▶ _Data lines_:
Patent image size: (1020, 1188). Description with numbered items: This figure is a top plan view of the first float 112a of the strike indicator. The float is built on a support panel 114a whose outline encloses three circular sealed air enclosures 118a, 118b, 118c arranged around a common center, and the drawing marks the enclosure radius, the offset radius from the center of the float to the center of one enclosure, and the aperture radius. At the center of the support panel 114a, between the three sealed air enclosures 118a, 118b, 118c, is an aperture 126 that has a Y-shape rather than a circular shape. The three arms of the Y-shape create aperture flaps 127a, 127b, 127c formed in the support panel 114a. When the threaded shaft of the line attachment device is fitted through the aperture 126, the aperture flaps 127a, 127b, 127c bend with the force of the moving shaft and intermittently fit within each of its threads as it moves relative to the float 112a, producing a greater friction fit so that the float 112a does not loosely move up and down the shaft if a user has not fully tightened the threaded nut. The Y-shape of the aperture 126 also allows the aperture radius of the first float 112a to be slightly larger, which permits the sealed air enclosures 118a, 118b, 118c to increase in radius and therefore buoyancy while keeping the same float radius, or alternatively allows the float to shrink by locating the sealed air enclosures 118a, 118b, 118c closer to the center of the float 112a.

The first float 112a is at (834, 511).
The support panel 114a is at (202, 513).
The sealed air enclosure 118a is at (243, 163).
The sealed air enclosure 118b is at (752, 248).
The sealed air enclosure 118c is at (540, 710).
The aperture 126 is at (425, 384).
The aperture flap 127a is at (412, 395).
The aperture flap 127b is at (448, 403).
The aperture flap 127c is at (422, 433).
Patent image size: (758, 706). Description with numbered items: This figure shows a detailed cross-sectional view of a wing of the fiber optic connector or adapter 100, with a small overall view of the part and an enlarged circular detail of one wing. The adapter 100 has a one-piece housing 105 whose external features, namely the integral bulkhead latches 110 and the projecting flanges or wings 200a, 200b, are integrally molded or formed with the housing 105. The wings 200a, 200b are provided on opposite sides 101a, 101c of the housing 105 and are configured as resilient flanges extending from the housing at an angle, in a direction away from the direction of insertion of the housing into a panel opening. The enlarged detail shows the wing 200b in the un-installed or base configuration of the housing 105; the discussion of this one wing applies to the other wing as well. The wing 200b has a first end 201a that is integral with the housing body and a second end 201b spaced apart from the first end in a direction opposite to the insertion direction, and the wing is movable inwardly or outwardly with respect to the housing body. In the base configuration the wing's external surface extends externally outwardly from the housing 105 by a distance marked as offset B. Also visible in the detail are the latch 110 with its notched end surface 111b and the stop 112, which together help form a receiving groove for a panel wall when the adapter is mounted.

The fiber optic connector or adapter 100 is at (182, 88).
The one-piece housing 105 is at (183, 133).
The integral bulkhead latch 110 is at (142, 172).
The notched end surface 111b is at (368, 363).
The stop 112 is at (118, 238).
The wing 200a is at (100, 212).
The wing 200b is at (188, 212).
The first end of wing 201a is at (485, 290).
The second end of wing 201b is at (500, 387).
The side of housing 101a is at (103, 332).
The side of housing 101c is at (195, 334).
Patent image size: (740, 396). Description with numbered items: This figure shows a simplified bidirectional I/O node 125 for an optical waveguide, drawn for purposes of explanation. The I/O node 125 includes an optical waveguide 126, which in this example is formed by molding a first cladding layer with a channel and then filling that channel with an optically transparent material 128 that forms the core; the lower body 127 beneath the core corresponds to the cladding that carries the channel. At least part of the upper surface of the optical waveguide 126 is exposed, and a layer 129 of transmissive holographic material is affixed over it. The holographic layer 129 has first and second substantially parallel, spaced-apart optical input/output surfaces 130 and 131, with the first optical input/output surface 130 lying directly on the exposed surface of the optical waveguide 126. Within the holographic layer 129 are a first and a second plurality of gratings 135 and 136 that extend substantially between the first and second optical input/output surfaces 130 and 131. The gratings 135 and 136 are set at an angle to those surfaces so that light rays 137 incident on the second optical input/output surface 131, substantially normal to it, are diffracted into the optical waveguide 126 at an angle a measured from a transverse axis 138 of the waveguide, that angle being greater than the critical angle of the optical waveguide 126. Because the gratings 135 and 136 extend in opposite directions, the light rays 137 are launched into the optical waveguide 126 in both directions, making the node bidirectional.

▶ _What the exercise asks_:
Rewrite every line of the listing above as a numbered list, leaving out the blank lines.

▶ _Exercise response_:
1. Patent image size: (1020, 1188). Description with numbered items: This figure is a top plan view of the first float 112a of the strike indicator. The float is built on a support panel 114a whose outline encloses three circular sealed air enclosures 118a, 118b, 118c arranged around a common center, and the drawing marks the enclosure radius, the offset radius from the center of the float to the center of one enclosure, and the aperture radius. At the center of the support panel 114a, between the three sealed air enclosures 118a, 118b, 118c, is an aperture 126 that has a Y-shape rather than a circular shape. The three arms of the Y-shape create aperture flaps 127a, 127b, 127c formed in the support panel 114a. When the threaded shaft of the line attachment device is fitted through the aperture 126, the aperture flaps 127a, 127b, 127c bend with the force of the moving shaft and intermittently fit within each of its threads as it moves relative to the float 112a, producing a greater friction fit so that the float 112a does not loosely move up and down the shaft if a user has not fully tightened the threaded nut. The Y-shape of the aperture 126 also allows the aperture radius of the first float 112a to be slightly larger, which permits the sealed air enclosures 118a, 118b, 118c to increase in radius and therefore buoyancy while keeping the same float radius, or alternatively allows the float to shrink by locating the sealed air enclosures 118a, 118b, 118c closer to the center of the float 112a.
2. The first float 112a is at (834, 511).
3. The support panel 114a is at (202, 513).
4. The sealed air enclosure 118a is at (243, 163).
5. The sealed air enclosure 118b is at (752, 248).
6. The sealed air enclosure 118c is at (540, 710).
7. The aperture 126 is at (425, 384).
8. The aperture flap 127a is at (412, 395).
9. The aperture flap 127b is at (448, 403).
10. The aperture flap 127c is at (422, 433).
11. Patent image size: (758, 706). Description with numbered items: This figure shows a detailed cross-sectional view of a wing of the fiber optic connector or adapter 100, with a small overall view of the part and an enlarged circular detail of one wing. The adapter 100 has a one-piece housing 105 whose external features, namely the integral bulkhead latches 110 and the projecting flanges or wings 200a, 200b, are integrally molded or formed with the housing 105. The wings 200a, 200b are provided on opposite sides 101a, 101c of the housing 105 and are configured as resilient flanges extending from the housing at an angle, in a direction away from the direction of insertion of the housing into a panel opening. The enlarged detail shows the wing 200b in the un-installed or base configuration of the housing 105; the discussion of this one wing applies to the other wing as well. The wing 200b has a first end 201a that is integral with the housing body and a second end 201b spaced apart from the first end in a direction opposite to the insertion direction, and the wing is movable inwardly or outwardly with respect to the housing body. In the base configuration the wing's external surface extends externally outwardly from the housing 105 by a distance marked as offset B. Also visible in the detail are the latch 110 with its notched end surface 111b and the stop 112, which together help form a receiving groove for a panel wall when the adapter is mounted.
12. The fiber optic connector or adapter 100 is at (182, 88).
13. The one-piece housing 105 is at (183, 133).
14. The integral bulkhead latch 110 is at (142, 172).
15. The notched end surface 111b is at (368, 363).
16. The stop 112 is at (118, 238).
17. The wing 200a is at (100, 212).
18. The wing 200b is at (188, 212).
19. The first end of wing 201a is at (485, 290).
20. The second end of wing 201b is at (500, 387).
21. The side of housing 101a is at (103, 332).
22. The side of housing 101c is at (195, 334).
23. Patent image size: (740, 396). Description with numbered items: This figure shows a simplified bidirectional I/O node 125 for an optical waveguide, drawn for purposes of explanation. The I/O node 125 includes an optical waveguide 126, which in this example is formed by molding a first cladding layer with a channel and then filling that channel with an optically transparent material 128 that forms the core; the lower body 127 beneath the core corresponds to the cladding that carries the channel. At least part of the upper surface of the optical waveguide 126 is exposed, and a layer 129 of transmissive holographic material is affixed over it. The holographic layer 129 has first and second substantially parallel, spaced-apart optical input/output surfaces 130 and 131, with the first optical input/output surface 130 lying directly on the exposed surface of the optical waveguide 126. Within the holographic layer 129 are a first and a second plurality of gratings 135 and 136 that extend substantially between the first and second optical input/output surfaces 130 and 131. The gratings 135 and 136 are set at an angle to those surfaces so that light rays 137 incident on the second optical input/output surface 131, substantially normal to it, are diffracted into the optical waveguide 126 at an angle a measured from a transverse axis 138 of the waveguide, that angle being greater than the critical angle of the optical waveguide 126. Because the gratings 135 and 136 extend in opposite directions, the light rays 137 are launched into the optical waveguide 126 in both directions, making the node bidirectional.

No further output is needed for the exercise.